-- What you will do --
Repeat each entry exactly and drop the pictures.

Records from a data collection:
+--
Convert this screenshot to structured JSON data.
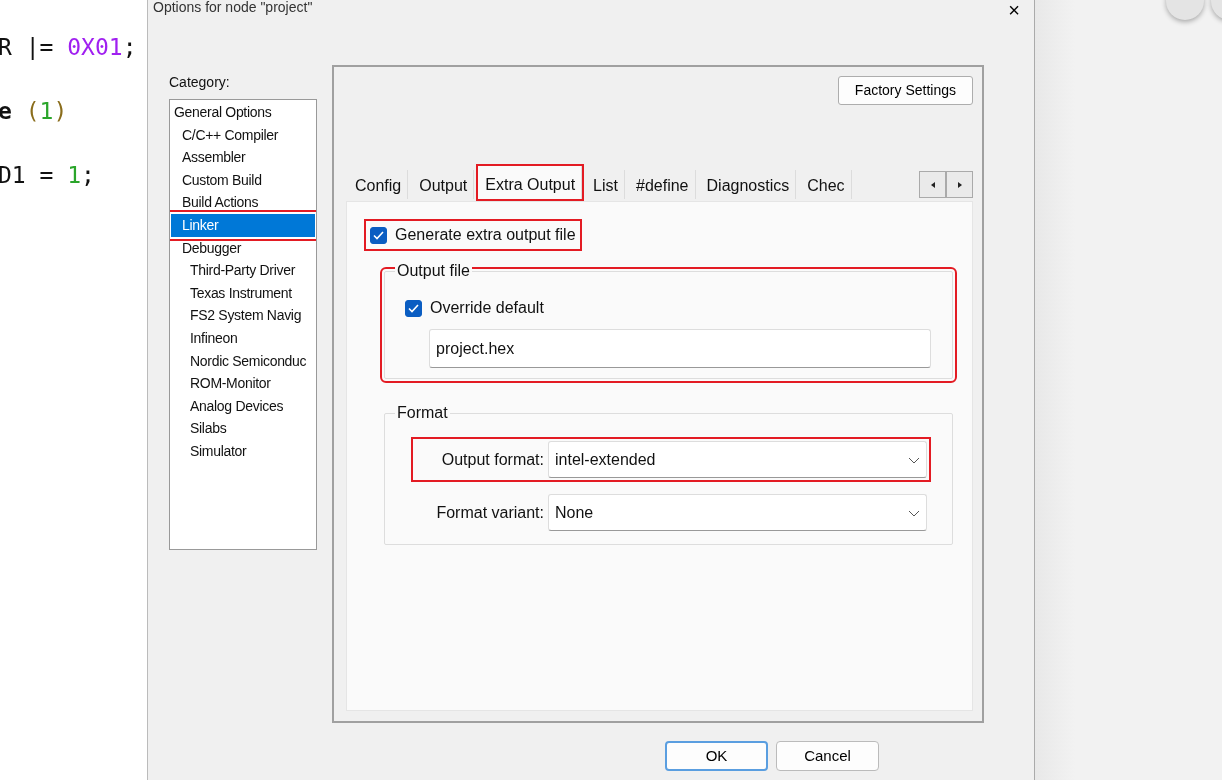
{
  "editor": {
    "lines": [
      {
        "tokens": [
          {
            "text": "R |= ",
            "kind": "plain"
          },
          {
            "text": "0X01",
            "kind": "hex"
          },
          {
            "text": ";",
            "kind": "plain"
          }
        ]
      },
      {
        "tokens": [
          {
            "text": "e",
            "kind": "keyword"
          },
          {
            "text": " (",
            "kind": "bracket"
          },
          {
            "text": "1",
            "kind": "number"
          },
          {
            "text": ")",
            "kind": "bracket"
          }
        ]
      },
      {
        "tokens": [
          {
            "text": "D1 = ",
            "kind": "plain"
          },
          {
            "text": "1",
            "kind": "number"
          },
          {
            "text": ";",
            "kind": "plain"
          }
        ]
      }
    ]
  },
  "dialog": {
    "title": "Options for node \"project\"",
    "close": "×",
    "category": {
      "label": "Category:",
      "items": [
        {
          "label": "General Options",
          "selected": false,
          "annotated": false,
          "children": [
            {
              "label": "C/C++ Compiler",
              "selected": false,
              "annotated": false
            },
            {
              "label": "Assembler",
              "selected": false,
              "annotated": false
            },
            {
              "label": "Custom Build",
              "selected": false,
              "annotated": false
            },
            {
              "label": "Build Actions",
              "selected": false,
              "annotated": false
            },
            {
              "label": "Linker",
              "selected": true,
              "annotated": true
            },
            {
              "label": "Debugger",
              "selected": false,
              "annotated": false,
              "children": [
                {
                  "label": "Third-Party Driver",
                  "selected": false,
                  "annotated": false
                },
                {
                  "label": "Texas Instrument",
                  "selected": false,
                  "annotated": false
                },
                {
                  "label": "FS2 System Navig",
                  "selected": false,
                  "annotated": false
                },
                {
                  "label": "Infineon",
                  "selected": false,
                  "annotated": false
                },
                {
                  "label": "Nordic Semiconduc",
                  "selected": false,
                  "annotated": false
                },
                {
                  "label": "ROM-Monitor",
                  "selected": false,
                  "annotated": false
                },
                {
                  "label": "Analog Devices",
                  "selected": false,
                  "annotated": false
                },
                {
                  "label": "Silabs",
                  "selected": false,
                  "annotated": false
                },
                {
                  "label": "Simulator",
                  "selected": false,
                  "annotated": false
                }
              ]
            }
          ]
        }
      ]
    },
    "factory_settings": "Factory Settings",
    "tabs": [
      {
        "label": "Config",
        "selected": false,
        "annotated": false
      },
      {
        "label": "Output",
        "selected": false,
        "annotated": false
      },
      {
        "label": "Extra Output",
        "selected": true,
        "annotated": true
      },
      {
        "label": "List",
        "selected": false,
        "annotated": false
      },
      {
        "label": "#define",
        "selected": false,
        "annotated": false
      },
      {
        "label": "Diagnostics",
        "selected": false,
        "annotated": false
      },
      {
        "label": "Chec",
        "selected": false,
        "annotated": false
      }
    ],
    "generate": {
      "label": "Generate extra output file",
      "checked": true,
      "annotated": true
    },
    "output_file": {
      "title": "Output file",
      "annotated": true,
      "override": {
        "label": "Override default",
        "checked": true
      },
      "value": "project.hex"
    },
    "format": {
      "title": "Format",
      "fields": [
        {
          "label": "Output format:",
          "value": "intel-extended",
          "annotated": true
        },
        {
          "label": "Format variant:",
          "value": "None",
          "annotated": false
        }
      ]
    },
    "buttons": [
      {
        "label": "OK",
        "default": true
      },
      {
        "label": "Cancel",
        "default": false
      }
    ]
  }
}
+--
-- Output for this task --
Convert this screenshot to structured JSON data.
{
  "editor": {
    "lines": [
      {
        "tokens": [
          {
            "text": "R |= ",
            "kind": "plain"
          },
          {
            "text": "0X01",
            "kind": "hex"
          },
          {
            "text": ";",
            "kind": "plain"
          }
        ]
      },
      {
        "tokens": [
          {
            "text": "e",
            "kind": "keyword"
          },
          {
            "text": " (",
            "kind": "bracket"
          },
          {
            "text": "1",
            "kind": "number"
          },
          {
            "text": ")",
            "kind": "bracket"
          }
        ]
      },
      {
        "tokens": [
          {
            "text": "D1 = ",
            "kind": "plain"
          },
          {
            "text": "1",
            "kind": "number"
          },
          {
            "text": ";",
            "kind": "plain"
          }
        ]
      }
    ]
  },
  "dialog": {
    "title": "Options for node \"project\"",
    "close": "×",
    "category": {
      "label": "Category:",
      "items": [
        {
          "label": "General Options",
          "selected": false,
          "annotated": false,
          "children": [
            {
              "label": "C/C++ Compiler",
              "selected": false,
              "annotated": false
            },
            {
              "label": "Assembler",
              "selected": false,
              "annotated": false
            },
            {
              "label": "Custom Build",
              "selected": false,
              "annotated": false
            },
            {
              "label": "Build Actions",
              "selected": false,
              "annotated": false
            },
            {
              "label": "Linker",
              "selected": true,
              "annotated": true
            },
            {
              "label": "Debugger",
              "selected": false,
              "annotated": false,
              "children": [
                {
                  "label": "Third-Party Driver",
                  "selected": false,
                  "annotated": false
                },
                {
                  "label": "Texas Instrument",
                  "selected": false,
                  "annotated": false
                },
                {
                  "label": "FS2 System Navig",
                  "selected": false,
                  "annotated": false
                },
                {
                  "label": "Infineon",
                  "selected": false,
                  "annotated": false
                },
                {
                  "label": "Nordic Semiconduc",
                  "selected": false,
                  "annotated": false
                },
                {
                  "label": "ROM-Monitor",
                  "selected": false,
                  "annotated": false
                },
                {
                  "label": "Analog Devices",
                  "selected": false,
                  "annotated": false
                },
                {
                  "label": "Silabs",
                  "selected": false,
                  "annotated": false
                },
                {
                  "label": "Simulator",
                  "selected": false,
                  "annotated": false
                }
              ]
            }
          ]
        }
      ]
    },
    "factory_settings": "Factory Settings",
    "tabs": [
      {
        "label": "Config",
        "selected": false,
        "annotated": false
      },
      {
        "label": "Output",
        "selected": false,
        "annotated": false
      },
      {
        "label": "Extra Output",
        "selected": true,
        "annotated": true
      },
      {
        "label": "List",
        "selected": false,
        "annotated": false
      },
      {
        "label": "#define",
        "selected": false,
        "annotated": false
      },
      {
        "label": "Diagnostics",
        "selected": false,
        "annotated": false
      },
      {
        "label": "Chec",
        "selected": false,
        "annotated": false
      }
    ],
    "generate": {
      "label": "Generate extra output file",
      "checked": true,
      "annotated": true
    },
    "output_file": {
      "title": "Output file",
      "annotated": true,
      "override": {
        "label": "Override default",
        "checked": true
      },
      "value": "project.hex"
    },
    "format": {
      "title": "Format",
      "fields": [
        {
          "label": "Output format:",
          "value": "intel-extended",
          "annotated": true
        },
        {
          "label": "Format variant:",
          "value": "None",
          "annotated": false
        }
      ]
    },
    "buttons": [
      {
        "label": "OK",
        "default": true
      },
      {
        "label": "Cancel",
        "default": false
      }
    ]
  }
}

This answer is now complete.